- TASK GOAL -
In each of the entries below, swap "enclosure" for "housing" and write the lines out again with nothing else changed. Omit the pictures.

[START]

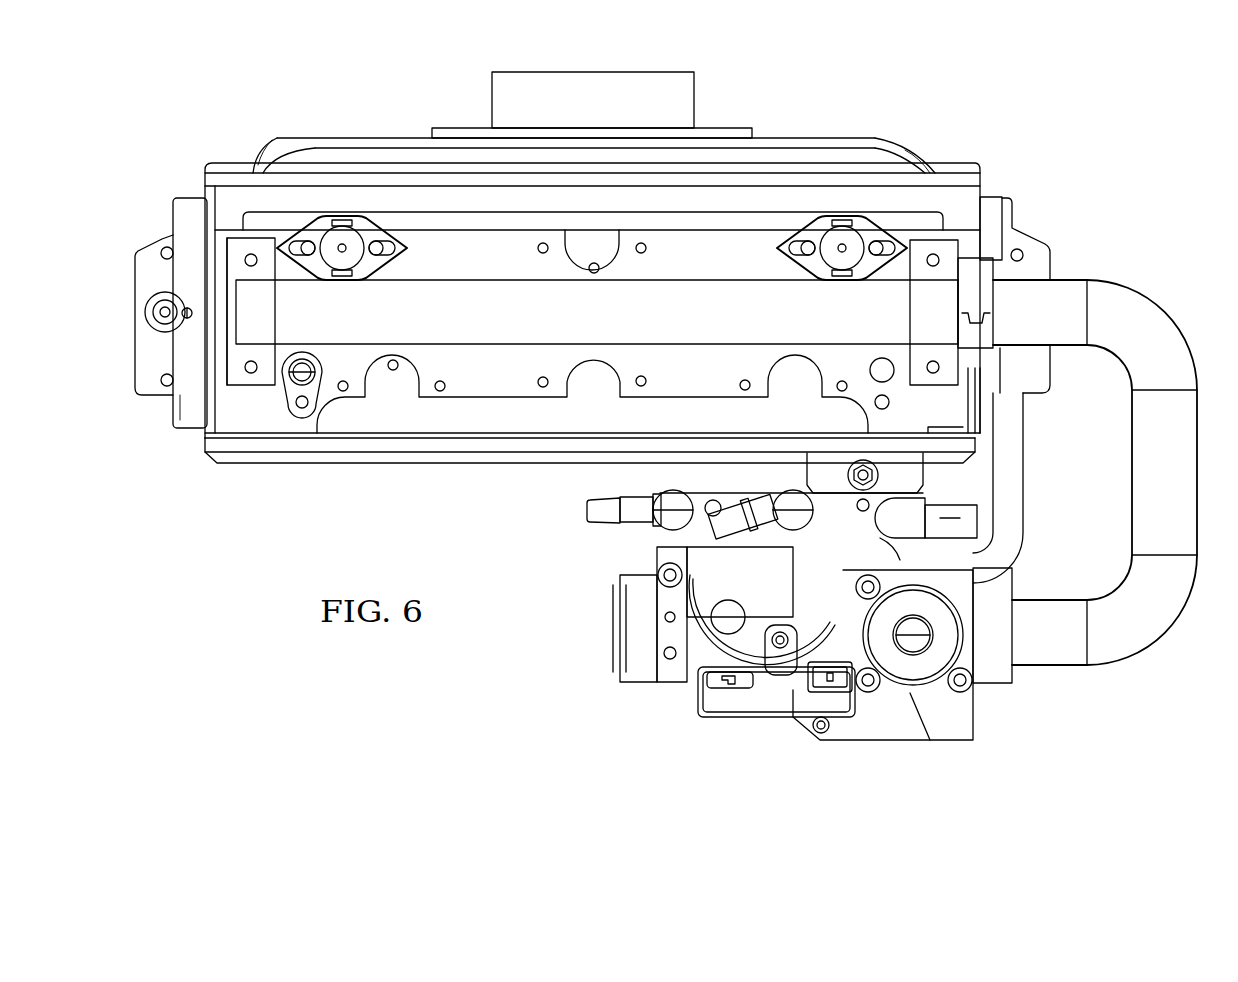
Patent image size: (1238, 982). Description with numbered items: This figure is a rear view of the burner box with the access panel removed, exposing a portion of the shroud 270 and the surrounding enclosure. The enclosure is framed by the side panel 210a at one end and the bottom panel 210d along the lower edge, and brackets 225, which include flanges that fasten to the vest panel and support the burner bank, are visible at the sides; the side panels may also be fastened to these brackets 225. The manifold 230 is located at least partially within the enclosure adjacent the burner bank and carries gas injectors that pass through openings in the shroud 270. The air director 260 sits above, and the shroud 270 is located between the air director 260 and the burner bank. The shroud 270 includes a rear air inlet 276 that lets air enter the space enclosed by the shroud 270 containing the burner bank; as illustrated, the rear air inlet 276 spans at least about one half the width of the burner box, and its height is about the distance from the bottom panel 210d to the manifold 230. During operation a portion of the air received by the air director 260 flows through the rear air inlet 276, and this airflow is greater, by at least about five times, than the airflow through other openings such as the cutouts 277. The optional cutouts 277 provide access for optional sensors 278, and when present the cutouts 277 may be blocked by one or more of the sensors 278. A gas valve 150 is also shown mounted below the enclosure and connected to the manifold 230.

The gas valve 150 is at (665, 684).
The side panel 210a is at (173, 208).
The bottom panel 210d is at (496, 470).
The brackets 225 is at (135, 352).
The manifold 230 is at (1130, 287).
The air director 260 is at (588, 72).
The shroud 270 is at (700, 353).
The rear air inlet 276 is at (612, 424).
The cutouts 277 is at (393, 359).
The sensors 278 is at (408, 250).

[END]

- EXERCISE RESPONSE -
Patent image size: (1238, 982). Description with numbered items: This figure is a rear view of the burner box with the access panel removed, exposing a portion of the shroud 270 and the surrounding housing. The housing is framed by the side panel 210a at one end and the bottom panel 210d along the lower edge, and brackets 225, which include flanges that fasten to the vest panel and support the burner bank, are visible at the sides; the side panels may also be fastened to these brackets 225. The manifold 230 is located at least partially within the housing adjacent the burner bank and carries gas injectors that pass through openings in the shroud 270. The air director 260 sits above, and the shroud 270 is located between the air director 260 and the burner bank. The shroud 270 includes a rear air inlet 276 that lets air enter the space enclosed by the shroud 270 containing the burner bank; as illustrated, the rear air inlet 276 spans at least about one half the width of the burner box, and its height is about the distance from the bottom panel 210d to the manifold 230. During operation a portion of the air received by the air director 260 flows through the rear air inlet 276, and this airflow is greater, by at least about five times, than the airflow through other openings such as the cutouts 277. The optional cutouts 277 provide access for optional sensors 278, and when present the cutouts 277 may be blocked by one or more of the sensors 278. A gas valve 150 is also shown mounted below the housing and connected to the manifold 230.

The gas valve 150 is at (665, 684).
The side panel 210a is at (173, 208).
The bottom panel 210d is at (496, 470).
The brackets 225 is at (135, 352).
The manifold 230 is at (1130, 287).
The air director 260 is at (588, 72).
The shroud 270 is at (700, 353).
The rear air inlet 276 is at (612, 424).
The cutouts 277 is at (393, 359).
The sensors 278 is at (408, 250).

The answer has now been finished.